■ WHAT THE EXERCISE ASKS:
Find every line below that contains the word "name" and copy it out.

■ Records from a collection of figures:
====
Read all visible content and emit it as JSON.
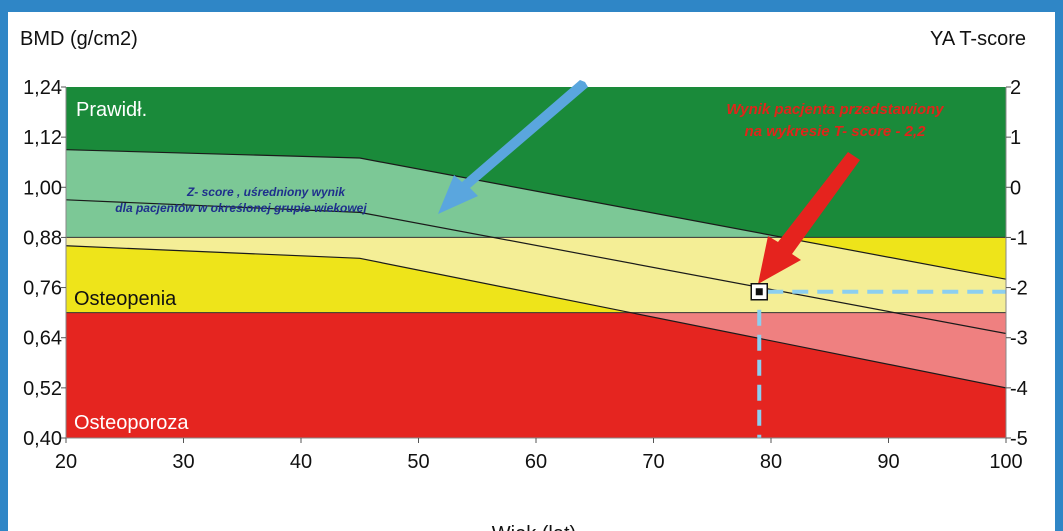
{
  "chart_data": {
    "type": "area",
    "title": "",
    "ylabel_left": "BMD (g/cm2)",
    "ylabel_right": "YA T-score",
    "xlabel": "Wiek (lat)",
    "xlim": [
      20,
      100
    ],
    "ylim": [
      0.4,
      1.24
    ],
    "x_ticks": [
      "20",
      "30",
      "40",
      "50",
      "60",
      "70",
      "80",
      "90",
      "100"
    ],
    "y_ticks_left": [
      "1,24",
      "1,12",
      "1,00",
      "0,88",
      "0,76",
      "0,64",
      "0,52",
      "0,40"
    ],
    "y_ticks_right": [
      "2",
      "1",
      "0",
      "-1",
      "-2",
      "-3",
      "-4",
      "-5"
    ],
    "y_ticks_right_values": [
      1.24,
      1.12,
      1.0,
      0.88,
      0.76,
      0.64,
      0.52,
      0.4
    ],
    "bands": [
      {
        "name": "Prawidł.",
        "from": 0.88,
        "to": 1.24,
        "color": "#1a8a3a"
      },
      {
        "name": "Osteopenia",
        "from": 0.7,
        "to": 0.88,
        "color": "#eee41a"
      },
      {
        "name": "Osteoporoza",
        "from": 0.4,
        "to": 0.7,
        "color": "#e52520"
      }
    ],
    "series": [
      {
        "x": [
          20,
          45,
          100
        ],
        "y": [
          1.09,
          1.07,
          0.78
        ]
      },
      {
        "x": [
          20,
          45,
          100
        ],
        "y": [
          0.97,
          0.94,
          0.65
        ]
      },
      {
        "x": [
          20,
          45,
          100
        ],
        "y": [
          0.86,
          0.83,
          0.52
        ]
      }
    ],
    "patient_point": {
      "x": 79,
      "y": 0.75
    },
    "annotations": {
      "zscore": [
        "Z- score , uśredniony wynik",
        "dla pacjentów w określonej grupie wiekowej"
      ],
      "patient": [
        "Wynik pacjenta przedstawiony",
        "na wykresie T- score - 2,2"
      ]
    },
    "colors": {
      "band_normal": "#1a8a3a",
      "band_osteopenia": "#eee41a",
      "band_osteoporosis": "#e52520",
      "zone_normal": "#7cc896",
      "zone_osteopenia": "#f4ee96",
      "zone_osteoporosis": "#ef8080",
      "arrow_blue": "#5aa6de",
      "arrow_red": "#e5231e",
      "dash": "#8ccff0",
      "annotation_blue": "#1e2f8c",
      "annotation_red": "#e0251a"
    }
  }
}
====
■ WRITTEN SOLUTION:
        "name": "Prawidł.",
        "name": "Osteopenia",
        "name": "Osteoporoza",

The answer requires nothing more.